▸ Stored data
---------------
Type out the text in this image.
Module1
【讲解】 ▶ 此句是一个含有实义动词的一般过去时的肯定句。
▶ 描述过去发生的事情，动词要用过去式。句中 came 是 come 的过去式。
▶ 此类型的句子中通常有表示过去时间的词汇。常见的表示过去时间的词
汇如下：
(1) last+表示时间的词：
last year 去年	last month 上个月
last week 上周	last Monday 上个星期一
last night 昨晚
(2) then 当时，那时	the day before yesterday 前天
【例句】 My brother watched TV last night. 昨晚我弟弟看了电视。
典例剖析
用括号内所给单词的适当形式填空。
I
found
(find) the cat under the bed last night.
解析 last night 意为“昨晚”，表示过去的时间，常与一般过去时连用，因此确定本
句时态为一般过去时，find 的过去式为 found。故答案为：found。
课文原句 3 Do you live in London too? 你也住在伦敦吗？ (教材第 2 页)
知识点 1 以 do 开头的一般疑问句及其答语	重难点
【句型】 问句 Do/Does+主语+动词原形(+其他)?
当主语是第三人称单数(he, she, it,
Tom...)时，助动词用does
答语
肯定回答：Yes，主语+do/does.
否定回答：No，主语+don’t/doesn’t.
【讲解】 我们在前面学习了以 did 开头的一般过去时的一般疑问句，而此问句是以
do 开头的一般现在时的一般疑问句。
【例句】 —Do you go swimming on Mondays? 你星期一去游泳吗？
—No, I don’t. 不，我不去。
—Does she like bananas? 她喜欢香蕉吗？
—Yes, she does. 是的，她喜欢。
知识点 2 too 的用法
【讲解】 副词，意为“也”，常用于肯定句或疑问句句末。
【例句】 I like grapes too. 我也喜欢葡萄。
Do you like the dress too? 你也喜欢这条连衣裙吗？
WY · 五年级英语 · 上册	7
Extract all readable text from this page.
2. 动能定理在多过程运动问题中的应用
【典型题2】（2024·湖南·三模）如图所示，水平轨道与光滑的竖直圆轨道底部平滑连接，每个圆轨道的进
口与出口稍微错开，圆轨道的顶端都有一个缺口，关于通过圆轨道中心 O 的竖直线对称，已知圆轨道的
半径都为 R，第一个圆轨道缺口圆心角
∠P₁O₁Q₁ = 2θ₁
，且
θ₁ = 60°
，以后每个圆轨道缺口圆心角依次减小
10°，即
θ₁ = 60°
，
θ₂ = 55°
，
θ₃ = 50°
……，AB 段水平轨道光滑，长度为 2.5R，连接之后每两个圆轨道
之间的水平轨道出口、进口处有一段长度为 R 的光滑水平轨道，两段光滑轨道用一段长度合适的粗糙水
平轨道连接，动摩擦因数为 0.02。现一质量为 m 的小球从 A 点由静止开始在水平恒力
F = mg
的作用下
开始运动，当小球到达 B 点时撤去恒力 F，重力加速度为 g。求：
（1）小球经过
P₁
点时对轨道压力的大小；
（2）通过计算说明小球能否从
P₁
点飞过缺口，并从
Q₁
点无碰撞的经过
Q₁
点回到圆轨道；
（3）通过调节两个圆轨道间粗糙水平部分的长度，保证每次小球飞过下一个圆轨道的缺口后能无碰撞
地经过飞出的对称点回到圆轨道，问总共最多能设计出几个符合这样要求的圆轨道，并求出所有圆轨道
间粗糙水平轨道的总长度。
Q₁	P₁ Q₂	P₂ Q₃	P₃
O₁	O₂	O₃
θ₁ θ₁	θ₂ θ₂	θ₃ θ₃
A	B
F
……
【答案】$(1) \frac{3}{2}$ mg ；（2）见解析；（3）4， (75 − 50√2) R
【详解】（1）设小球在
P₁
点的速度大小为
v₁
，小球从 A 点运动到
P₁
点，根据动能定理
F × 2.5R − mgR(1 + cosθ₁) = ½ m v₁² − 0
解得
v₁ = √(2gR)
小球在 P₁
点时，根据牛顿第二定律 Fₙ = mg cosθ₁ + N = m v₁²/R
---------------
▸ WHAT THE TASK ASKS
Say how many lines have the string "find" in them, offering no words beyond the number.

▸ IN RESPONSE
2